Source records
#####

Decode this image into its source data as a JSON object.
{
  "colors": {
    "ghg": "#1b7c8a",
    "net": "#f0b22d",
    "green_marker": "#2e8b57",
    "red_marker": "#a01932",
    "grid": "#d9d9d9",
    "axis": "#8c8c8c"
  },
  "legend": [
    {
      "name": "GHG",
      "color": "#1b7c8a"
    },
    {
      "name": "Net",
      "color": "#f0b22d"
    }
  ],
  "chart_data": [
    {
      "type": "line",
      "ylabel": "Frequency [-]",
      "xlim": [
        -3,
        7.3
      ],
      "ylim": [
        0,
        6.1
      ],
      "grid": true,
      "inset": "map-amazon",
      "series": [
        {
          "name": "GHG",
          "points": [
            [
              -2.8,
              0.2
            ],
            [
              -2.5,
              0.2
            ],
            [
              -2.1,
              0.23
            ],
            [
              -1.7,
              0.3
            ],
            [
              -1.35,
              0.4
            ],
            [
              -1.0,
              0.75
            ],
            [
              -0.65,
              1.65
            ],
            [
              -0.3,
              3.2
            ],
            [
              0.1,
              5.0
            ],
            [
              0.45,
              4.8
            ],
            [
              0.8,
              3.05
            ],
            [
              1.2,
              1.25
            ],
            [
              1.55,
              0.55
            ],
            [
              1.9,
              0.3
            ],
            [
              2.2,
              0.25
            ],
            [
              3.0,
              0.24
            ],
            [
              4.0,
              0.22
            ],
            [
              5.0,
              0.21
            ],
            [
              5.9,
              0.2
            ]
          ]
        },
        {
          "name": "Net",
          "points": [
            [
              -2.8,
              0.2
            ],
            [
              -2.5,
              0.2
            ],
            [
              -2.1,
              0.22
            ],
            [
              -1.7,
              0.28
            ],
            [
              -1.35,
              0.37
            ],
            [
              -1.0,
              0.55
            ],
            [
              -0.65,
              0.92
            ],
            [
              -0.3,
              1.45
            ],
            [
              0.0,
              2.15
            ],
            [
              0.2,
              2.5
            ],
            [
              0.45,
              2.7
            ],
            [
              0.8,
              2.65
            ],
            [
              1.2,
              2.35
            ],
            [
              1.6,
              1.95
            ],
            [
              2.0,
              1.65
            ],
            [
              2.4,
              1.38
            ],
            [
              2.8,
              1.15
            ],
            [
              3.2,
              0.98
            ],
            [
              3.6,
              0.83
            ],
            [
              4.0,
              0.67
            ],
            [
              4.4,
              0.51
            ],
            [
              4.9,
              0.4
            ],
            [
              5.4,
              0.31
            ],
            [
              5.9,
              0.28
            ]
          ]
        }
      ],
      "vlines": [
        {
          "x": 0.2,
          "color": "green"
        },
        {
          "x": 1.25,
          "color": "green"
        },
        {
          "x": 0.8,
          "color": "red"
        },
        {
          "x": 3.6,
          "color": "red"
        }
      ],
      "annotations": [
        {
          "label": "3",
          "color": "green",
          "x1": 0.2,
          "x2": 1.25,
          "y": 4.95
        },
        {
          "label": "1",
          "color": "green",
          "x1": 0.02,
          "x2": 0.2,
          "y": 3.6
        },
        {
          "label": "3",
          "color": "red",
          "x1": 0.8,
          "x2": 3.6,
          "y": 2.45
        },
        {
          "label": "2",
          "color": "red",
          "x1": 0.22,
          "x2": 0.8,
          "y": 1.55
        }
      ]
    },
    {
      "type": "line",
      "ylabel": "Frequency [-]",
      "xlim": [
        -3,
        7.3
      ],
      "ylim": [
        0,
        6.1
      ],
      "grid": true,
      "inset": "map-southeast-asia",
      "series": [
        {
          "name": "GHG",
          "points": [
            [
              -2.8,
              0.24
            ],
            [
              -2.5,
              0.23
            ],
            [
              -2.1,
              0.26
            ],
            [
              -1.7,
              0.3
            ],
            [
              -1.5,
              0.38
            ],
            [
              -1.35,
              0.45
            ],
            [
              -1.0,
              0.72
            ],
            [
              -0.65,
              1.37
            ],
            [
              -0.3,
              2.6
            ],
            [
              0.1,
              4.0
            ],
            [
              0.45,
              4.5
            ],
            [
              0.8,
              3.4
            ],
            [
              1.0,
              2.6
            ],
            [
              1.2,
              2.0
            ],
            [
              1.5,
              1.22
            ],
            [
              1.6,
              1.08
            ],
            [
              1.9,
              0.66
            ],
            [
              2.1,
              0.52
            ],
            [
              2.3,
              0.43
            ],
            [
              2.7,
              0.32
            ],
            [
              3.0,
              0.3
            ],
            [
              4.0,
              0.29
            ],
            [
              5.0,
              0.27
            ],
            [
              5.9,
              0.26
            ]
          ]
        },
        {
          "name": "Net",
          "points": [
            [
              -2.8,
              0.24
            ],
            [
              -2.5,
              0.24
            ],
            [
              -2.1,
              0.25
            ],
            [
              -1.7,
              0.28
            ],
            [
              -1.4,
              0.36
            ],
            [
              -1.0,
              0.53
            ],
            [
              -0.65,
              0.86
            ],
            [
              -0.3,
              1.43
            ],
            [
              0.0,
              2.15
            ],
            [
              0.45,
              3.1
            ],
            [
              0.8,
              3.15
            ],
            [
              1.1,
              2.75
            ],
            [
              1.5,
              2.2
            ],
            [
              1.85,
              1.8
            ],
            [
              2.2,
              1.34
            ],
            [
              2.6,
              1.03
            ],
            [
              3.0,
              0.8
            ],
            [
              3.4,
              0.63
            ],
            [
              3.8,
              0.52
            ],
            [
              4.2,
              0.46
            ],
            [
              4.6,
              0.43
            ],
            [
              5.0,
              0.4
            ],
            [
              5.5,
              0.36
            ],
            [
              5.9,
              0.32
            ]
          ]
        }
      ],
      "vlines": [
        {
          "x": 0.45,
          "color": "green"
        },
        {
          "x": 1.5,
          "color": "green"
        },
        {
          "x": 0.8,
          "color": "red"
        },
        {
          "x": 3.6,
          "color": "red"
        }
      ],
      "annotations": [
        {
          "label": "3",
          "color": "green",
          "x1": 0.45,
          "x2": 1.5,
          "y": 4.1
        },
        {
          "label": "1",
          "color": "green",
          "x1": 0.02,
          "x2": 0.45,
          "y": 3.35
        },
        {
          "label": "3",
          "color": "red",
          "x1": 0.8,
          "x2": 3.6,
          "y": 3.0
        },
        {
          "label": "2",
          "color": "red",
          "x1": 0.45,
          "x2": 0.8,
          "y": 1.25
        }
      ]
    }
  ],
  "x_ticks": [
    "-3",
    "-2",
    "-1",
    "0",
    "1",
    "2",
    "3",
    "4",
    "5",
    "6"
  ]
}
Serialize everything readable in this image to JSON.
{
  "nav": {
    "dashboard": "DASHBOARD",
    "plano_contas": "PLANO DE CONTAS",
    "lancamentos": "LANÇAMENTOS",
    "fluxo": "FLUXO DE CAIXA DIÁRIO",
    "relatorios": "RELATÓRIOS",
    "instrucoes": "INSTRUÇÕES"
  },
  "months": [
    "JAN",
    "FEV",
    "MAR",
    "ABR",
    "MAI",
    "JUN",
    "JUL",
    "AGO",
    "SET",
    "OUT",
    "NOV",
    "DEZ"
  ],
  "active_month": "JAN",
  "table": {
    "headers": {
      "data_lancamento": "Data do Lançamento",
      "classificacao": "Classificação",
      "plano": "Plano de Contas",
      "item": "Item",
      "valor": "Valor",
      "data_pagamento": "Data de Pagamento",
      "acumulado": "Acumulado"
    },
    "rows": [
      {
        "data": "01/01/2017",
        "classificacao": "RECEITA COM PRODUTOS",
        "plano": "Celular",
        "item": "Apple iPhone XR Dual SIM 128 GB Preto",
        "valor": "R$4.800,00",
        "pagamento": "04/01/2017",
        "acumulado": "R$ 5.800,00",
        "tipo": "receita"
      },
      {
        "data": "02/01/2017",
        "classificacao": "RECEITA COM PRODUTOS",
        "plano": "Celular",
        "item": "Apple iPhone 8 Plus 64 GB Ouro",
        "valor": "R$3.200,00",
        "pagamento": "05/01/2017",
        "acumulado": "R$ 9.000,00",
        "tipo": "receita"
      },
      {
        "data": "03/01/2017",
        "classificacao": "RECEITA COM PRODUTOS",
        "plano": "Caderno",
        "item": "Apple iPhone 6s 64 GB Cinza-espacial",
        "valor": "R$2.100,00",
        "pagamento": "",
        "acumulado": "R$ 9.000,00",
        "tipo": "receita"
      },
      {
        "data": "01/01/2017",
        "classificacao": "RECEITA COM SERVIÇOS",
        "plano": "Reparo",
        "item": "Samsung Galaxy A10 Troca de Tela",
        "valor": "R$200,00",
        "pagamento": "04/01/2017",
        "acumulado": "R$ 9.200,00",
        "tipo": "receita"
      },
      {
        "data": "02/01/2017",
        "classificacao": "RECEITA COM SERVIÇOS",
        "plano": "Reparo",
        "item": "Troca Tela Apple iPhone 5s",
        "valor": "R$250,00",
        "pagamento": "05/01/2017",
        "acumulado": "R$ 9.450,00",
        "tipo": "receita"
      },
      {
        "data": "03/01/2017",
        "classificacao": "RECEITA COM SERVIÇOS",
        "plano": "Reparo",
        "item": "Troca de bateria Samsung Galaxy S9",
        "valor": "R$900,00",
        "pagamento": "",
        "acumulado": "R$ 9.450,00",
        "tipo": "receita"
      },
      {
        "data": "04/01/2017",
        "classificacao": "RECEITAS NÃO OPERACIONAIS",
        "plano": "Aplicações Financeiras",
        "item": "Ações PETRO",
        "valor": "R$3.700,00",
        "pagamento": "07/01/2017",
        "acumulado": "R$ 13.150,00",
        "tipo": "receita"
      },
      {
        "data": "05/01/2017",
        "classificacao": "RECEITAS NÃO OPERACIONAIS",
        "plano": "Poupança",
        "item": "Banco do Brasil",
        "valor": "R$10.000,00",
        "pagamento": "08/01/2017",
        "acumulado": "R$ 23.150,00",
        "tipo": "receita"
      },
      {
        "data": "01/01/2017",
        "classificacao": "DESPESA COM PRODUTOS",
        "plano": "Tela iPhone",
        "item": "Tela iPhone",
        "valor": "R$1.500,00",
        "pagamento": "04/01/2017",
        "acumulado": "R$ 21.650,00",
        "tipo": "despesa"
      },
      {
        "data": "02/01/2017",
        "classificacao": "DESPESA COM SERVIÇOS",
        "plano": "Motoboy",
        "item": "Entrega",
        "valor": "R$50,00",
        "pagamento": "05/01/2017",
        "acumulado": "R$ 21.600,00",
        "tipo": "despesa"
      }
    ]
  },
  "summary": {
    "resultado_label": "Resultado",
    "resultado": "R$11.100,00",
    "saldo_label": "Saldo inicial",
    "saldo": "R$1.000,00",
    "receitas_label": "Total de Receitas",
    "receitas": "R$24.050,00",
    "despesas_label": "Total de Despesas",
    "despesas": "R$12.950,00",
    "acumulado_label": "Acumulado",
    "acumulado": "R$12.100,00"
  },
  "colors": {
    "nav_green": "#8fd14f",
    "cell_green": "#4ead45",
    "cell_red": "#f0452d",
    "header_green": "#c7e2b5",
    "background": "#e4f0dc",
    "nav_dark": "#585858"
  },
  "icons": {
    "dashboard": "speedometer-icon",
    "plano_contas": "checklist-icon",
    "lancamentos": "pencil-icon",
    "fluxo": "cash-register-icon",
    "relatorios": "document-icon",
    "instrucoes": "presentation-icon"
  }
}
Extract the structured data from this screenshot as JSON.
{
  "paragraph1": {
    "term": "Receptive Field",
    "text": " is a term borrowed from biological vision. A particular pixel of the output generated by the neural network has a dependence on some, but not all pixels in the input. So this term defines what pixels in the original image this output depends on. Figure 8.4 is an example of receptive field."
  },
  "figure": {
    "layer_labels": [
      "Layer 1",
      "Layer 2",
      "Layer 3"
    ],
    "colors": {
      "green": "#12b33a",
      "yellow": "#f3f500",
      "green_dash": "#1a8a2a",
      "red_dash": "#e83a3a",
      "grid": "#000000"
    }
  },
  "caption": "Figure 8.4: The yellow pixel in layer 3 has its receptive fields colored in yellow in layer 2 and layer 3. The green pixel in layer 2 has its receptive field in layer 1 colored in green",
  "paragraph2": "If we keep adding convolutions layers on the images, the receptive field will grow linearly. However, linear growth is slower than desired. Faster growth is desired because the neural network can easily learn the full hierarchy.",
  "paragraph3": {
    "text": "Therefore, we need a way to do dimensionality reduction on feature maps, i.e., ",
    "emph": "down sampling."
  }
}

#####

## Aim
Going over the lines above, work out how many include "from", then give only that number.

## Final answer
2